**Task to complete**
Copy every line of the listing exactly.

**Items from a dataset**
========

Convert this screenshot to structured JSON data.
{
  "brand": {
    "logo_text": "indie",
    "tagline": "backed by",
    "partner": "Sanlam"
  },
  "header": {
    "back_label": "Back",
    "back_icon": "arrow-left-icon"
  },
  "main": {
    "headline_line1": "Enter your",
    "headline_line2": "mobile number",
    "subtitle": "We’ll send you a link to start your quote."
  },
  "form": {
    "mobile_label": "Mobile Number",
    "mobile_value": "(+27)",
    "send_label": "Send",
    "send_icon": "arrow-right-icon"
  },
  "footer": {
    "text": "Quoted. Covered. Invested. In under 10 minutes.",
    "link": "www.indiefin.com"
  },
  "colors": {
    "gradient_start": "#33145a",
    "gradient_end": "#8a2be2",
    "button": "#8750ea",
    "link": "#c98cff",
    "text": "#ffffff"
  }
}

========

**Result of the task**
Convert this screenshot to structured JSON data.
{
  "brand": {
    "logo_text": "indie",
    "tagline": "backed by",
    "partner": "Sanlam"
  },
  "header": {
    "back_label": "Back",
    "back_icon": "arrow-left-icon"
  },
  "main": {
    "headline_line1": "Enter your",
    "headline_line2": "mobile number",
    "subtitle": "We’ll send you a link to start your quote."
  },
  "form": {
    "mobile_label": "Mobile Number",
    "mobile_value": "(+27)",
    "send_label": "Send",
    "send_icon": "arrow-right-icon"
  },
  "footer": {
    "text": "Quoted. Covered. Invested. In under 10 minutes.",
    "link": "www.indiefin.com"
  },
  "colors": {
    "gradient_start": "#33145a",
    "gradient_end": "#8a2be2",
    "button": "#8750ea",
    "link": "#c98cff",
    "text": "#ffffff"
  }
}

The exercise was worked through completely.